# Problem details
From the entries below, pull out each line where "grupos" appears.

# Data records
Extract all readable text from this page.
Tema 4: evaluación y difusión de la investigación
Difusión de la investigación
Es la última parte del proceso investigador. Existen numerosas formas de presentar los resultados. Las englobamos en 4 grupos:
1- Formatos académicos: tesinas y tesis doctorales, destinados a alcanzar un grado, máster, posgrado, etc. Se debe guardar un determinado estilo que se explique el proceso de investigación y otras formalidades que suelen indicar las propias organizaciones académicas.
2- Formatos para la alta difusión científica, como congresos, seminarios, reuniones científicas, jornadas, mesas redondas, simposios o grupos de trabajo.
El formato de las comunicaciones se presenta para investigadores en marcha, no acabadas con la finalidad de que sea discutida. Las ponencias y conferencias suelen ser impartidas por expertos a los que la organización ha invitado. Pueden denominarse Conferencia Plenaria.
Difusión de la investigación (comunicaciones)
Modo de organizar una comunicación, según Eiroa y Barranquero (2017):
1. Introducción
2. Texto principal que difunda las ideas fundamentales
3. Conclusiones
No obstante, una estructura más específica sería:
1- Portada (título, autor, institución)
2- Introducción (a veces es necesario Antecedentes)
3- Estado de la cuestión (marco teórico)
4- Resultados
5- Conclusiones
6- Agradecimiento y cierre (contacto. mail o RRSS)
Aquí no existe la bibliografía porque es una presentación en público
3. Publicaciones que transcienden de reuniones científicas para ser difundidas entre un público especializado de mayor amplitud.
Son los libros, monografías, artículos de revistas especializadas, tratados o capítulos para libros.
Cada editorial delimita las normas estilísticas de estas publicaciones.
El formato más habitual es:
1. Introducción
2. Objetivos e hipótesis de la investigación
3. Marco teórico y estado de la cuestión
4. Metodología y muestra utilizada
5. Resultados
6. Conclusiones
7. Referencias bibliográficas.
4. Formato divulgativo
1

* * *

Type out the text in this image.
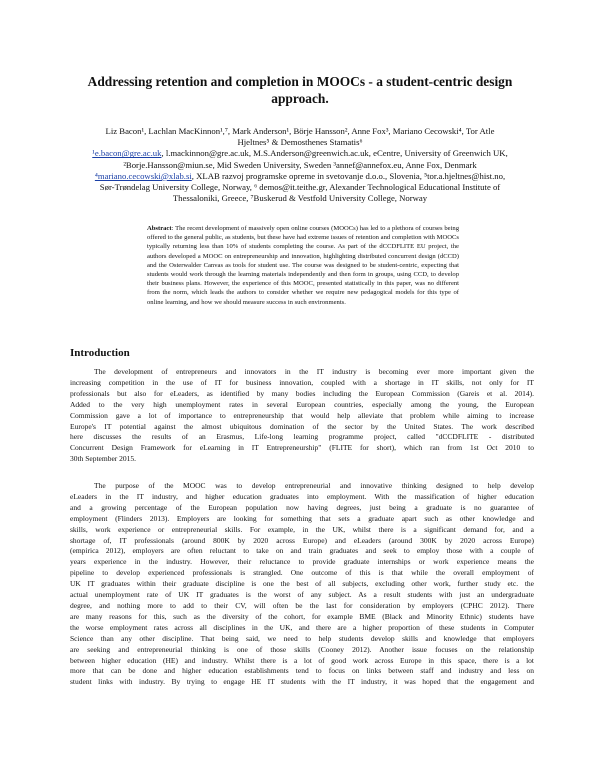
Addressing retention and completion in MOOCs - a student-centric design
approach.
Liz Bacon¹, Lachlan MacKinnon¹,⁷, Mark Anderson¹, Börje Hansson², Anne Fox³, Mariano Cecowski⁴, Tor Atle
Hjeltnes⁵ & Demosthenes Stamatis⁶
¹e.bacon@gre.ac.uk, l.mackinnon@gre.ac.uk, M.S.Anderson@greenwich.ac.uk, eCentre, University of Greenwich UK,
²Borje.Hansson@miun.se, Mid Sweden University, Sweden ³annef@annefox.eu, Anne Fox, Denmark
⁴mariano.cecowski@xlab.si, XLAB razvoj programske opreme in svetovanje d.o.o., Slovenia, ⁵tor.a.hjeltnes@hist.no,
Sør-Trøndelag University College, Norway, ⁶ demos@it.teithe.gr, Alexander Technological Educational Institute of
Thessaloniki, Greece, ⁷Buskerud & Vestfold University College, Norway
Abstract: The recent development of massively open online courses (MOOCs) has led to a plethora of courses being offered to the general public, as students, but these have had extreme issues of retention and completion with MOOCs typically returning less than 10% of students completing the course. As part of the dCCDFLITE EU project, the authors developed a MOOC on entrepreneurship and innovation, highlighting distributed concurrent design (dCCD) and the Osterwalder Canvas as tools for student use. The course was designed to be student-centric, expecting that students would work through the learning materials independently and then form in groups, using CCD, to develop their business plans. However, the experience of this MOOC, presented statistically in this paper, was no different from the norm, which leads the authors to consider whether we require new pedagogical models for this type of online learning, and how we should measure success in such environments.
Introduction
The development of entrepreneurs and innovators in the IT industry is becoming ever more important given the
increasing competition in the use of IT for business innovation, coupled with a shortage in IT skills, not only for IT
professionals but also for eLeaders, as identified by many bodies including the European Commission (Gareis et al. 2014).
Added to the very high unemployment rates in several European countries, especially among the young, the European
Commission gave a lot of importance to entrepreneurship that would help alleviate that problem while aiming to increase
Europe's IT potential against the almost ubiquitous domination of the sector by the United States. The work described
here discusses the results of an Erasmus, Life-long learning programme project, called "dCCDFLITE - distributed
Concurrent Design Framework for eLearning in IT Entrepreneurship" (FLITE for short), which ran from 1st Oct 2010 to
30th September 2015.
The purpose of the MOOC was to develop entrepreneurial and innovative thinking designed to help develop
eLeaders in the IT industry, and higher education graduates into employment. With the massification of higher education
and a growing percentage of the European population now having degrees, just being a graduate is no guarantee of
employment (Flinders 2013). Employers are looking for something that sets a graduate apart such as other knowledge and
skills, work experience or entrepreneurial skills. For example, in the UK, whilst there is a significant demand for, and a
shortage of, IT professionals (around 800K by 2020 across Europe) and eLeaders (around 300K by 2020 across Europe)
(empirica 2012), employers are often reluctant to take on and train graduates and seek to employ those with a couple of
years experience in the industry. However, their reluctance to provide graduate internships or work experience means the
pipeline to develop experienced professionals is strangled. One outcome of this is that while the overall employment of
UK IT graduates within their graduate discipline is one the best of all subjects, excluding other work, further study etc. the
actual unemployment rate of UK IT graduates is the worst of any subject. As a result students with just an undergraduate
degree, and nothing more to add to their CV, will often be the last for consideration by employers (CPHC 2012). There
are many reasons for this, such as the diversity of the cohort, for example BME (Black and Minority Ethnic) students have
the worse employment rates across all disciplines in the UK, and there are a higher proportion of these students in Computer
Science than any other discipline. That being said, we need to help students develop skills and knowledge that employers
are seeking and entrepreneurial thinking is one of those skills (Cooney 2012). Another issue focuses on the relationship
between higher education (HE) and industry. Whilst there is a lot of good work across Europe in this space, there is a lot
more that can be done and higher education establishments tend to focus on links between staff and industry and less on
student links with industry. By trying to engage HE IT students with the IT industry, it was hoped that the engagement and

# Result
Es la última parte del proceso investigador. Existen numerosas formas de presentar los resultados. Las englobamos en 4 grupos:
2- Formatos para la alta difusión científica, como congresos, seminarios, reuniones científicas, jornadas, mesas redondas, simposios o grupos de trabajo.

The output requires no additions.